Dataset records
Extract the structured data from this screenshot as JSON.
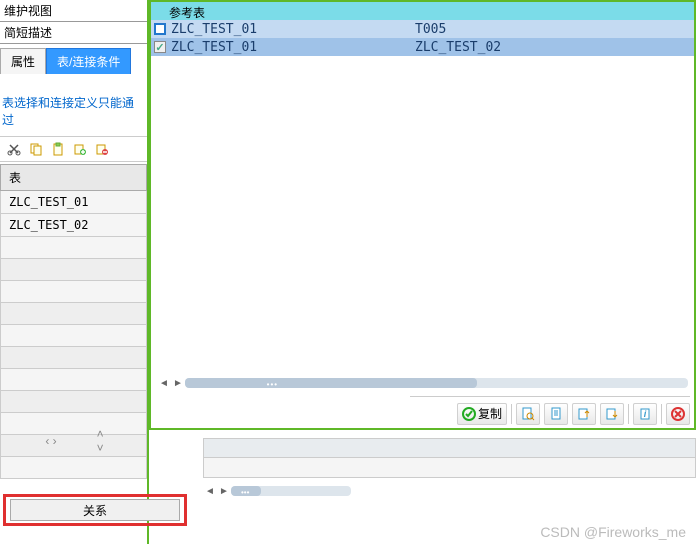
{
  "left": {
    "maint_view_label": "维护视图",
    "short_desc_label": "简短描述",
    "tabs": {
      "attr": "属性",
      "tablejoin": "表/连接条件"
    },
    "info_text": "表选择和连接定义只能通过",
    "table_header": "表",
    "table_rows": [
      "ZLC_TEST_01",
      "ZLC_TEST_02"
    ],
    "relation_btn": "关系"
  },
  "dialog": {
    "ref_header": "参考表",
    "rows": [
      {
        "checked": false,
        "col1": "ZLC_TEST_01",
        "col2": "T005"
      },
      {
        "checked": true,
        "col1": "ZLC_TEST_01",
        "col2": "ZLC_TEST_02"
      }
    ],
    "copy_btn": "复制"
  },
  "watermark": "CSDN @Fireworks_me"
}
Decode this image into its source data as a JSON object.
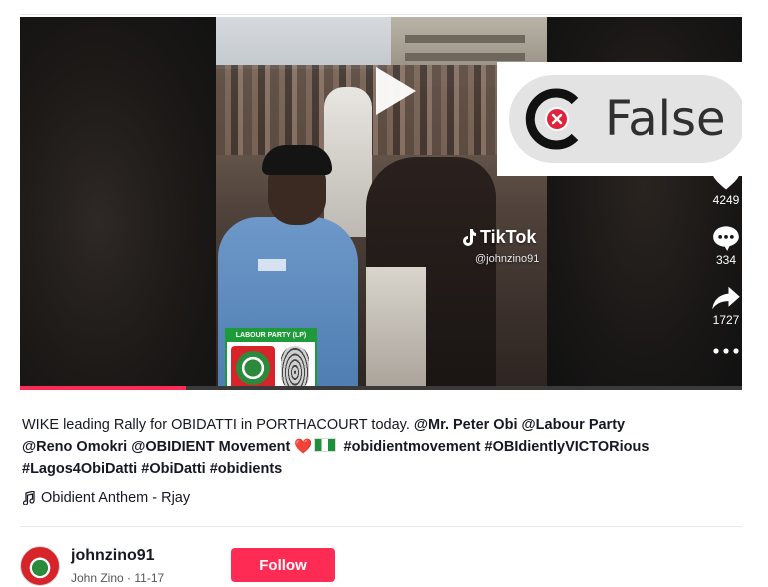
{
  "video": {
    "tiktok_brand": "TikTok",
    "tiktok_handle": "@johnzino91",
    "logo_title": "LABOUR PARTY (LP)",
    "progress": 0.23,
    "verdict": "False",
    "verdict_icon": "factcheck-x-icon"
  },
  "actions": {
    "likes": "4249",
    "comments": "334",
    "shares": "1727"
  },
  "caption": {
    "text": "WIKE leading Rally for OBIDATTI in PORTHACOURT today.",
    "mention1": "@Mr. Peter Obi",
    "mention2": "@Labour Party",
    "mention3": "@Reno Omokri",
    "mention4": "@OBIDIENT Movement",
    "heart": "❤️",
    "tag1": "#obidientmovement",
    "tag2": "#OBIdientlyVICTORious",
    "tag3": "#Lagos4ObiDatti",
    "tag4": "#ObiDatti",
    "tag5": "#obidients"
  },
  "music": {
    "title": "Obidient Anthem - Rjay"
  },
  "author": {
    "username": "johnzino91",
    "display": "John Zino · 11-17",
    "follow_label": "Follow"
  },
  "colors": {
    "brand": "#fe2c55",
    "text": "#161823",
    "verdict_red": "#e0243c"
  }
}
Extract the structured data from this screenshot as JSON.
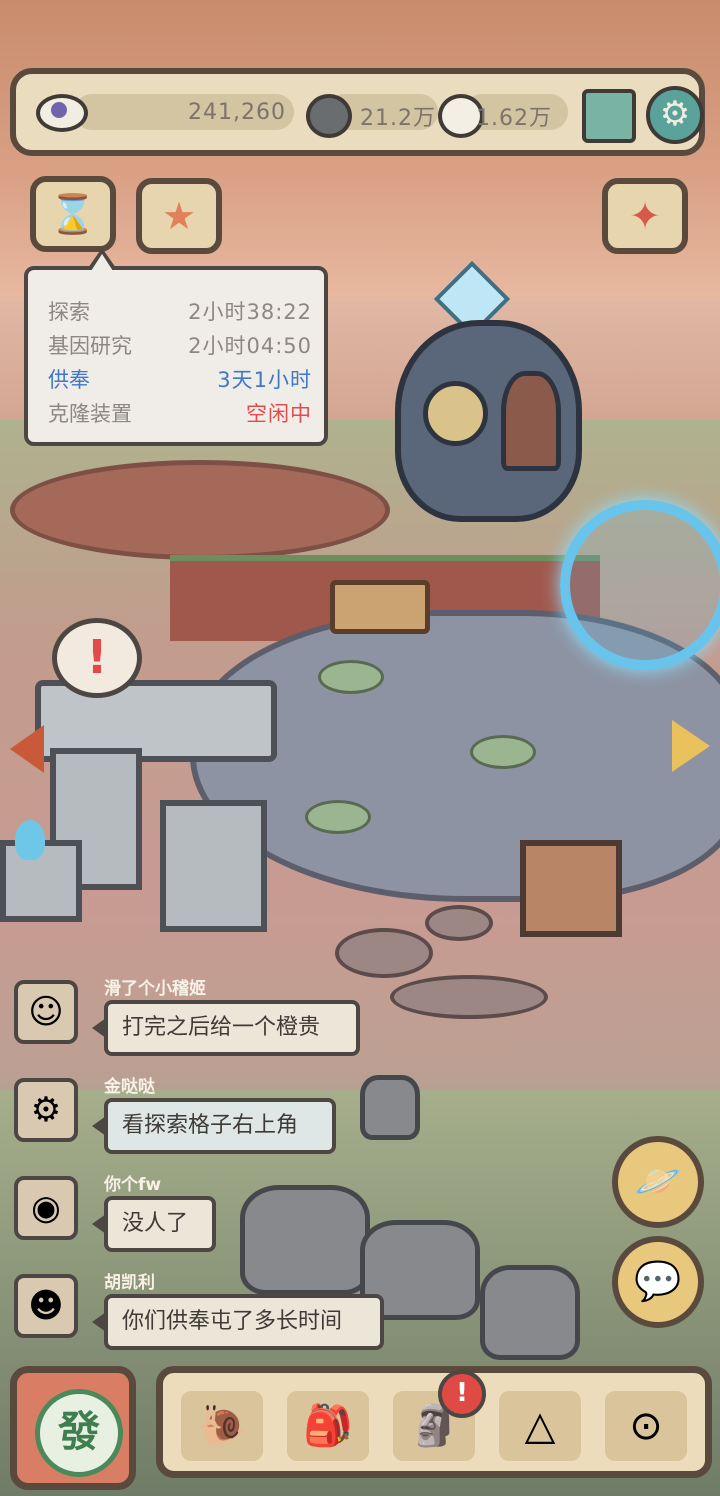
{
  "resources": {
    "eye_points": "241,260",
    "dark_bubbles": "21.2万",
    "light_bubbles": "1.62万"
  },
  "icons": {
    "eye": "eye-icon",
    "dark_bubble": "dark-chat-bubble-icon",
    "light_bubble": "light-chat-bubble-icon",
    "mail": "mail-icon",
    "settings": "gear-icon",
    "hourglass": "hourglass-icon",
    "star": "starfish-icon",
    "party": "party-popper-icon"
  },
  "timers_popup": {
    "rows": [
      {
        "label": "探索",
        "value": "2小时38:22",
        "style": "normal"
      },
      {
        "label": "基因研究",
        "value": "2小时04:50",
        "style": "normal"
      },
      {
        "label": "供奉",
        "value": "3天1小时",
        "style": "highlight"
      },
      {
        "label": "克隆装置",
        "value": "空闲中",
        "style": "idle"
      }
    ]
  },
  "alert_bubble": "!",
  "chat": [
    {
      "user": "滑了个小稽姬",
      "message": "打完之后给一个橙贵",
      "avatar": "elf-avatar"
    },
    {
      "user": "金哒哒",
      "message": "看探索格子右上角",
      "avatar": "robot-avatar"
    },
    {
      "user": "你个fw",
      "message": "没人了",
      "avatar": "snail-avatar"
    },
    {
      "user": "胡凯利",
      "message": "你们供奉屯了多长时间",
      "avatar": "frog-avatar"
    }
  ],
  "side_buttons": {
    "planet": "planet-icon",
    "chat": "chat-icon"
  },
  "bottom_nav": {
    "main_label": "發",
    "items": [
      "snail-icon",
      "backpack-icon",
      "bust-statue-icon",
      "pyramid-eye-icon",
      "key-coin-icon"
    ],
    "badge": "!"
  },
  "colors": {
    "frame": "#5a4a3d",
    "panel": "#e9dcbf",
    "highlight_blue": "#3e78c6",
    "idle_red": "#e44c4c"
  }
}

DO THIS | Above are records with pictures; repeat the records exactly and leave the pictures out.

EXERCISE RESPONSE |
Extract the structured data from this screenshot as JSON.
{
  "left": {
    "maint_view_label": "维护视图",
    "short_desc_label": "简短描述",
    "tabs": {
      "attr": "属性",
      "tablejoin": "表/连接条件"
    },
    "info_text": "表选择和连接定义只能通过",
    "table_header": "表",
    "table_rows": [
      "ZLC_TEST_01",
      "ZLC_TEST_02"
    ],
    "relation_btn": "关系"
  },
  "dialog": {
    "ref_header": "参考表",
    "rows": [
      {
        "checked": false,
        "col1": "ZLC_TEST_01",
        "col2": "T005"
      },
      {
        "checked": true,
        "col1": "ZLC_TEST_01",
        "col2": "ZLC_TEST_02"
      }
    ],
    "copy_btn": "复制"
  },
  "watermark": "CSDN @Fireworks_me"
}
Decode this image into its source data as a JSON object.
{
  "video": {
    "tiktok_brand": "TikTok",
    "tiktok_handle": "@johnzino91",
    "logo_title": "LABOUR PARTY (LP)",
    "progress": 0.23,
    "verdict": "False",
    "verdict_icon": "factcheck-x-icon"
  },
  "actions": {
    "likes": "4249",
    "comments": "334",
    "shares": "1727"
  },
  "caption": {
    "text": "WIKE leading Rally for OBIDATTI in PORTHACOURT today.",
    "mention1": "@Mr. Peter Obi",
    "mention2": "@Labour Party",
    "mention3": "@Reno Omokri",
    "mention4": "@OBIDIENT Movement",
    "heart": "❤️",
    "tag1": "#obidientmovement",
    "tag2": "#OBIdientlyVICTORious",
    "tag3": "#Lagos4ObiDatti",
    "tag4": "#ObiDatti",
    "tag5": "#obidients"
  },
  "music": {
    "title": "Obidient Anthem - Rjay"
  },
  "author": {
    "username": "johnzino91",
    "display": "John Zino · 11-17",
    "follow_label": "Follow"
  },
  "colors": {
    "brand": "#fe2c55",
    "text": "#161823",
    "verdict_red": "#e0243c"
  }
}
Extract the structured data from this screenshot as JSON.
{
  "resources": {
    "eye_points": "241,260",
    "dark_bubbles": "21.2万",
    "light_bubbles": "1.62万"
  },
  "icons": {
    "eye": "eye-icon",
    "dark_bubble": "dark-chat-bubble-icon",
    "light_bubble": "light-chat-bubble-icon",
    "mail": "mail-icon",
    "settings": "gear-icon",
    "hourglass": "hourglass-icon",
    "star": "starfish-icon",
    "party": "party-popper-icon"
  },
  "timers_popup": {
    "rows": [
      {
        "label": "探索",
        "value": "2小时38:22",
        "style": "normal"
      },
      {
        "label": "基因研究",
        "value": "2小时04:50",
        "style": "normal"
      },
      {
        "label": "供奉",
        "value": "3天1小时",
        "style": "highlight"
      },
      {
        "label": "克隆装置",
        "value": "空闲中",
        "style": "idle"
      }
    ]
  },
  "alert_bubble": "!",
  "chat": [
    {
      "user": "滑了个小稽姬",
      "message": "打完之后给一个橙贵",
      "avatar": "elf-avatar"
    },
    {
      "user": "金哒哒",
      "message": "看探索格子右上角",
      "avatar": "robot-avatar"
    },
    {
      "user": "你个fw",
      "message": "没人了",
      "avatar": "snail-avatar"
    },
    {
      "user": "胡凯利",
      "message": "你们供奉屯了多长时间",
      "avatar": "frog-avatar"
    }
  ],
  "side_buttons": {
    "planet": "planet-icon",
    "chat": "chat-icon"
  },
  "bottom_nav": {
    "main_label": "發",
    "items": [
      "snail-icon",
      "backpack-icon",
      "bust-statue-icon",
      "pyramid-eye-icon",
      "key-coin-icon"
    ],
    "badge": "!"
  },
  "colors": {
    "frame": "#5a4a3d",
    "panel": "#e9dcbf",
    "highlight_blue": "#3e78c6",
    "idle_red": "#e44c4c"
  }
}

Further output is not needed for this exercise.